## BEGIN Data supplied
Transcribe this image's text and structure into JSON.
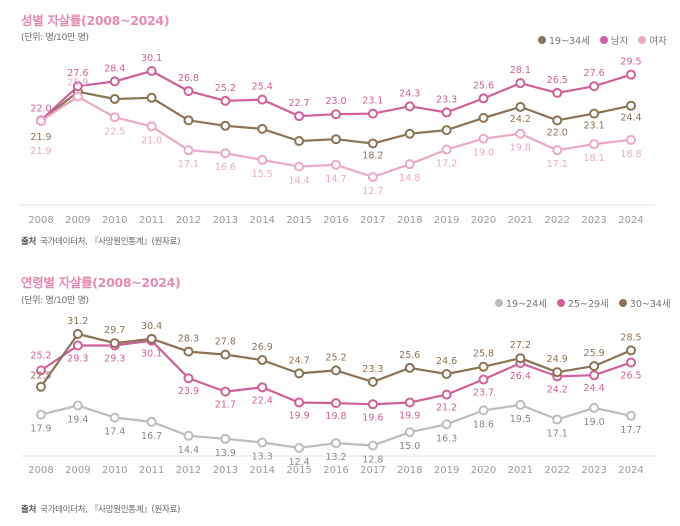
{
  "chart_data": [
    {
      "type": "line",
      "title": "성별 자살률(2008~2024)",
      "unit": "(단위: 명/10만 명)",
      "source_label": "출처",
      "source_text": "국가데이터처, 『사망원인통계』(원자료)",
      "xlabel": "",
      "ylabel": "",
      "x": [
        "2008",
        "2009",
        "2010",
        "2011",
        "2012",
        "2013",
        "2014",
        "2015",
        "2016",
        "2017",
        "2018",
        "2019",
        "2020",
        "2021",
        "2022",
        "2023",
        "2024"
      ],
      "ylim": [
        10,
        32
      ],
      "grid": false,
      "legend_position": "top-right",
      "series": [
        {
          "name": "19~34세",
          "color": "#8c7355",
          "values": [
            21.9,
            26.7,
            25.5,
            25.7,
            22.0,
            21.1,
            20.6,
            18.6,
            18.9,
            18.2,
            19.8,
            20.4,
            22.4,
            24.2,
            22.0,
            23.1,
            24.4
          ],
          "labels": [
            "21.9",
            "",
            "",
            "",
            "",
            "",
            "",
            "",
            "",
            "18.2",
            "",
            "",
            "",
            "24.2",
            "22.0",
            "23.1",
            "24.4"
          ],
          "label_pos": "below"
        },
        {
          "name": "남자",
          "color": "#d0609a",
          "values": [
            22.0,
            27.6,
            28.4,
            30.1,
            26.8,
            25.2,
            25.4,
            22.7,
            23.0,
            23.1,
            24.3,
            23.3,
            25.6,
            28.1,
            26.5,
            27.6,
            29.5
          ],
          "labels": [
            "22.0",
            "27.6",
            "28.4",
            "30.1",
            "26.8",
            "25.2",
            "25.4",
            "22.7",
            "23.0",
            "23.1",
            "24.3",
            "23.3",
            "25.6",
            "28.1",
            "26.5",
            "27.6",
            "29.5"
          ],
          "label_pos": "above"
        },
        {
          "name": "여자",
          "color": "#eca8c9",
          "values": [
            21.9,
            25.9,
            22.5,
            21.0,
            17.1,
            16.6,
            15.5,
            14.4,
            14.7,
            12.7,
            14.8,
            17.2,
            19.0,
            19.8,
            17.1,
            18.1,
            18.8
          ],
          "labels": [
            "21.9",
            "25.9",
            "22.5",
            "21.0",
            "17.1",
            "16.6",
            "15.5",
            "14.4",
            "14.7",
            "12.7",
            "14.8",
            "17.2",
            "19.0",
            "19.8",
            "17.1",
            "18.1",
            "18.8"
          ],
          "label_pos": "below"
        }
      ]
    },
    {
      "type": "line",
      "title": "연령별 자살률(2008~2024)",
      "unit": "(단위: 명/10만 명)",
      "source_label": "출처",
      "source_text": "국가데이터처, 『사망원인통계』(원자료)",
      "xlabel": "",
      "ylabel": "",
      "x": [
        "2008",
        "2009",
        "2010",
        "2011",
        "2012",
        "2013",
        "2014",
        "2015",
        "2016",
        "2017",
        "2018",
        "2019",
        "2020",
        "2021",
        "2022",
        "2023",
        "2024"
      ],
      "ylim": [
        10,
        33
      ],
      "grid": false,
      "legend_position": "top-right",
      "series": [
        {
          "name": "19~24세",
          "color": "#bdbdbd",
          "values": [
            17.9,
            19.4,
            17.4,
            16.7,
            14.4,
            13.9,
            13.3,
            12.4,
            13.2,
            12.8,
            15.0,
            16.3,
            18.6,
            19.5,
            17.1,
            19.0,
            17.7
          ],
          "labels": [
            "17.9",
            "19.4",
            "17.4",
            "16.7",
            "14.4",
            "13.9",
            "13.3",
            "12.4",
            "13.2",
            "12.8",
            "15.0",
            "16.3",
            "18.6",
            "19.5",
            "17.1",
            "19.0",
            "17.7"
          ],
          "label_pos": "below"
        },
        {
          "name": "25~29세",
          "color": "#d0609a",
          "values": [
            25.2,
            29.3,
            29.3,
            30.1,
            23.9,
            21.7,
            22.4,
            19.9,
            19.8,
            19.6,
            19.9,
            21.2,
            23.7,
            26.4,
            24.2,
            24.4,
            26.5
          ],
          "labels": [
            "25.2",
            "29.3",
            "29.3",
            "30.1",
            "23.9",
            "21.7",
            "22.4",
            "19.9",
            "19.8",
            "19.6",
            "19.9",
            "21.2",
            "23.7",
            "26.4",
            "24.2",
            "24.4",
            "26.5"
          ],
          "label_pos": "mixed"
        },
        {
          "name": "30~34세",
          "color": "#8c7355",
          "values": [
            22.5,
            31.2,
            29.7,
            30.4,
            28.3,
            27.8,
            26.9,
            24.7,
            25.2,
            23.3,
            25.6,
            24.6,
            25.8,
            27.2,
            24.9,
            25.9,
            28.5
          ],
          "labels": [
            "22.5",
            "31.2",
            "29.7",
            "30.4",
            "28.3",
            "27.8",
            "26.9",
            "24.7",
            "25.2",
            "23.3",
            "25.6",
            "24.6",
            "25.8",
            "27.2",
            "24.9",
            "25.9",
            "28.5"
          ],
          "label_pos": "above"
        }
      ]
    }
  ]
}
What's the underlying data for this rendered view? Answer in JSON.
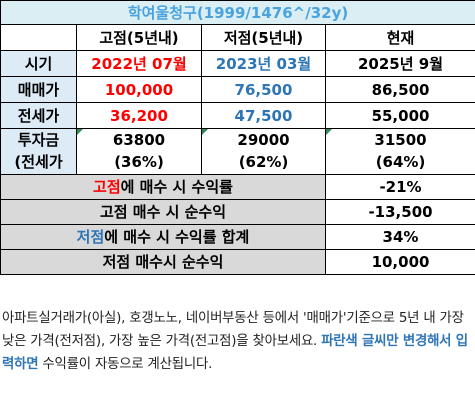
{
  "title": "학여울청구(1999/1476^/32y)",
  "headers": {
    "high": "고점(5년내)",
    "low": "저점(5년내)",
    "now": "현재"
  },
  "rows": {
    "period": {
      "label": "시기",
      "high": "2022년 07월",
      "low": "2023년 03월",
      "now": "2025년 9월"
    },
    "sale": {
      "label": "매매가",
      "high": "100,000",
      "low": "76,500",
      "now": "86,500"
    },
    "jeonse": {
      "label": "전세가",
      "high": "36,200",
      "low": "47,500",
      "now": "55,000"
    },
    "invest": {
      "label1": "투자금",
      "label2": "(전세가",
      "high1": "63800",
      "high2": "(36%)",
      "low1": "29000",
      "low2": "(62%)",
      "now1": "31500",
      "now2": "(64%)"
    }
  },
  "summary": {
    "high_rate": {
      "prefix": "고점",
      "suffix": "에 매수 시 수익률",
      "value": "-21%"
    },
    "high_profit": {
      "label": "고점 매수 시 순수익",
      "value": "-13,500"
    },
    "low_rate": {
      "prefix": "저점",
      "suffix": "에 매수 시 수익률 합계",
      "value": "34%"
    },
    "low_profit": {
      "label": "저점 매수시 순수익",
      "value": "10,000"
    }
  },
  "note": {
    "text_before": "아파트실거래가(아실), 호갱노노, 네이버부동산 등에서 '매매가'기준으로 5년 내 가장 낮은 가격(전저점), 가장 높은 가격(전고점)을 찾아보세요. ",
    "highlight": "파란색 글씨만 변경해서 입력하면",
    "text_after": " 수익률이 자동으로 계산됩니다."
  },
  "colors": {
    "title_bg": "#daeef3",
    "title_text": "#4aa3df",
    "label_bg": "#ddebf7",
    "summary_bg": "#d9d9d9",
    "red": "#ff0000",
    "blue": "#2e75b6"
  }
}
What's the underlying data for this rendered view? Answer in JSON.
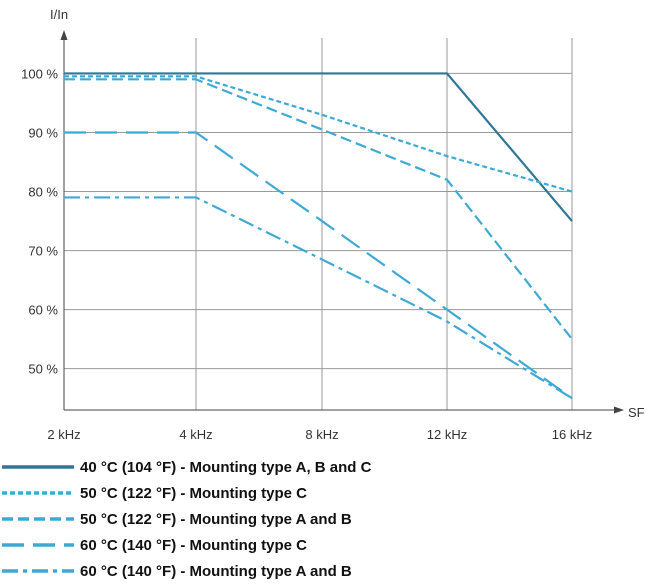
{
  "chart_data": {
    "type": "line",
    "xlabel": "SF",
    "ylabel": "I/In",
    "x_ticks": [
      "2 kHz",
      "4 kHz",
      "8 kHz",
      "12 kHz",
      "16 kHz"
    ],
    "x_tick_values": [
      2,
      4,
      8,
      12,
      16
    ],
    "y_ticks": [
      "100 %",
      "90 %",
      "80 %",
      "70 %",
      "60 %",
      "50 %"
    ],
    "y_tick_values": [
      100,
      90,
      80,
      70,
      60,
      50
    ],
    "ylim": [
      43,
      106
    ],
    "grid": true,
    "legend_position": "bottom",
    "series": [
      {
        "name": "40 °C (104 °F) - Mounting type A, B and C",
        "style": "solid",
        "color": "#2e7796",
        "points": [
          [
            2,
            100
          ],
          [
            4,
            100
          ],
          [
            8,
            100
          ],
          [
            12,
            100
          ],
          [
            16,
            75
          ]
        ]
      },
      {
        "name": "50 °C (122 °F) - Mounting type C",
        "style": "dotted",
        "color": "#3fa9d6",
        "points": [
          [
            2,
            99.5
          ],
          [
            4,
            99.5
          ],
          [
            8,
            93
          ],
          [
            12,
            86
          ],
          [
            16,
            80
          ]
        ]
      },
      {
        "name": "50 °C (122 °F) - Mounting type A and B",
        "style": "dashed",
        "color": "#3fa9d6",
        "points": [
          [
            2,
            99
          ],
          [
            4,
            99
          ],
          [
            8,
            90.5
          ],
          [
            12,
            82
          ],
          [
            16,
            55
          ]
        ]
      },
      {
        "name": "60 °C (140 °F) - Mounting type C",
        "style": "longdash",
        "color": "#3fa9d6",
        "points": [
          [
            2,
            90
          ],
          [
            4,
            90
          ],
          [
            8,
            75
          ],
          [
            12,
            60
          ],
          [
            16,
            45
          ]
        ]
      },
      {
        "name": "60 °C (140 °F) - Mounting type A and B",
        "style": "dashdot",
        "color": "#3fa9d6",
        "points": [
          [
            2,
            79
          ],
          [
            4,
            79
          ],
          [
            8,
            68.5
          ],
          [
            12,
            58
          ],
          [
            16,
            45
          ]
        ]
      }
    ]
  }
}
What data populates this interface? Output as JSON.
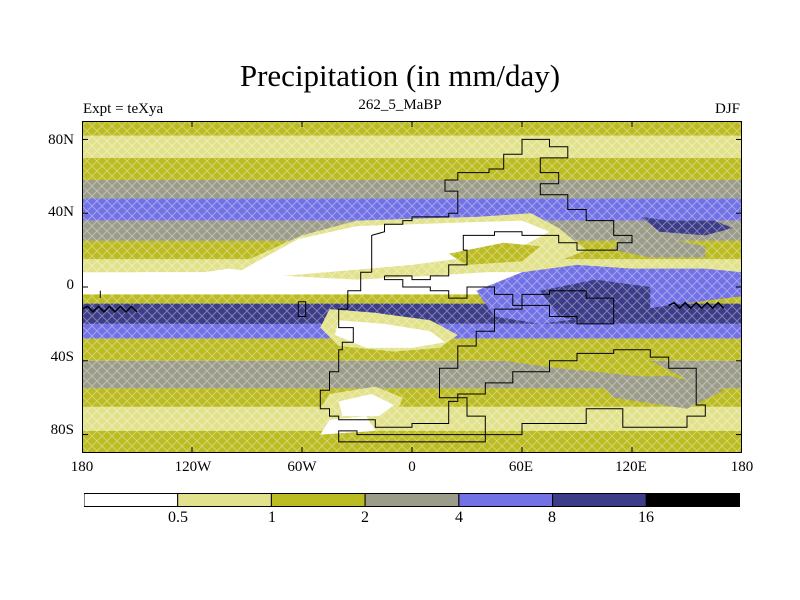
{
  "title": "Precipitation (in mm/day)",
  "subtitle_left": "Expt = teXya",
  "subtitle_center": "262_5_MaBP",
  "subtitle_right": "DJF",
  "y_ticks": [
    "80N",
    "40N",
    "0",
    "40S",
    "80S"
  ],
  "x_ticks": [
    "180",
    "120W",
    "60W",
    "0",
    "60E",
    "120E",
    "180"
  ],
  "colorbar": {
    "labels": [
      "0.5",
      "1",
      "2",
      "4",
      "8",
      "16"
    ],
    "colors": [
      "#ffffff",
      "#e2e28c",
      "#bcbc22",
      "#9c9c8a",
      "#7272e6",
      "#3c3c88",
      "#000000"
    ]
  },
  "map": {
    "lon_range": [
      -180,
      180
    ],
    "lat_range": [
      -90,
      90
    ],
    "colors": {
      "dry": "#ffffff",
      "low": "#e2e28c",
      "mid": "#bcbc22",
      "grey": "#9c9c8a",
      "high": "#7272e6",
      "vhigh": "#3c3c88"
    }
  }
}
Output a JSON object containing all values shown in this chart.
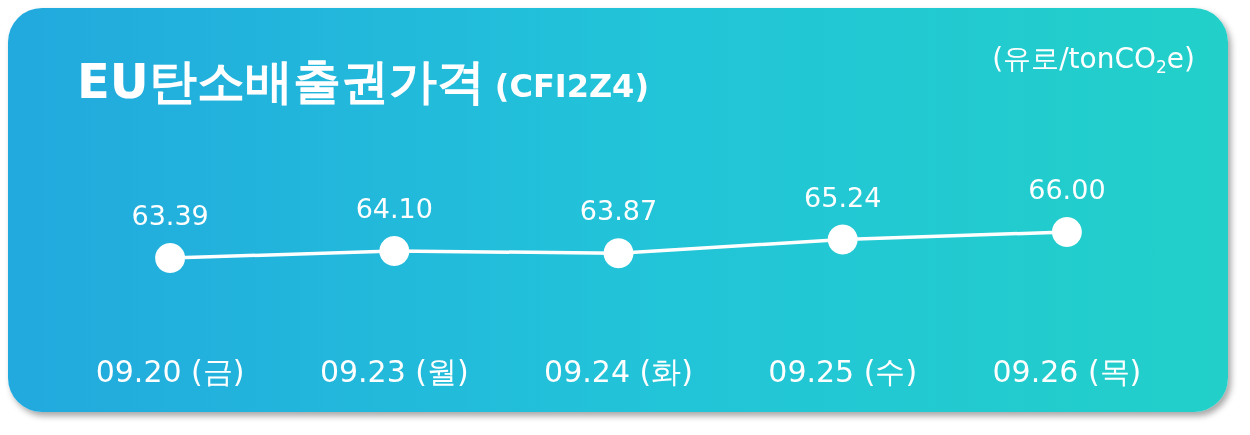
{
  "chart_data": {
    "type": "line",
    "title": "EU탄소배출권가격",
    "subtitle": "(CFI2Z4)",
    "annotations": [
      "(유로/tonCO$_{2}$e)"
    ],
    "categories": [
      "09.20 (금)",
      "09.23 (월)",
      "09.24 (화)",
      "09.25 (수)",
      "09.26 (목)"
    ],
    "series": [
      {
        "color": "#ffffff",
        "values": [
          63.39,
          64.1,
          63.87,
          65.24,
          66.0
        ],
        "value_labels": [
          "63.39",
          "64.10",
          "63.87",
          "65.24",
          "66.00"
        ]
      }
    ],
    "tick_labels": "x",
    "grid": false,
    "marker": "circle",
    "line_style": "solid"
  }
}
## END Data supplied
Task objective: Exactly the lines from the one containing "Output a JSON" to the final line of the entries are wanted; please write them out, both ends included, but not the pictures.

Complete response:
Output a JSON object containing all values shown in this chart.
{
  "chart_data": {
    "type": "line",
    "title": "EU탄소배출권가격",
    "subtitle": "(CFI2Z4)",
    "annotations": [
      "(유로/tonCO$_{2}$e)"
    ],
    "categories": [
      "09.20 (금)",
      "09.23 (월)",
      "09.24 (화)",
      "09.25 (수)",
      "09.26 (목)"
    ],
    "series": [
      {
        "color": "#ffffff",
        "values": [
          63.39,
          64.1,
          63.87,
          65.24,
          66.0
        ],
        "value_labels": [
          "63.39",
          "64.10",
          "63.87",
          "65.24",
          "66.00"
        ]
      }
    ],
    "tick_labels": "x",
    "grid": false,
    "marker": "circle",
    "line_style": "solid"
  }
}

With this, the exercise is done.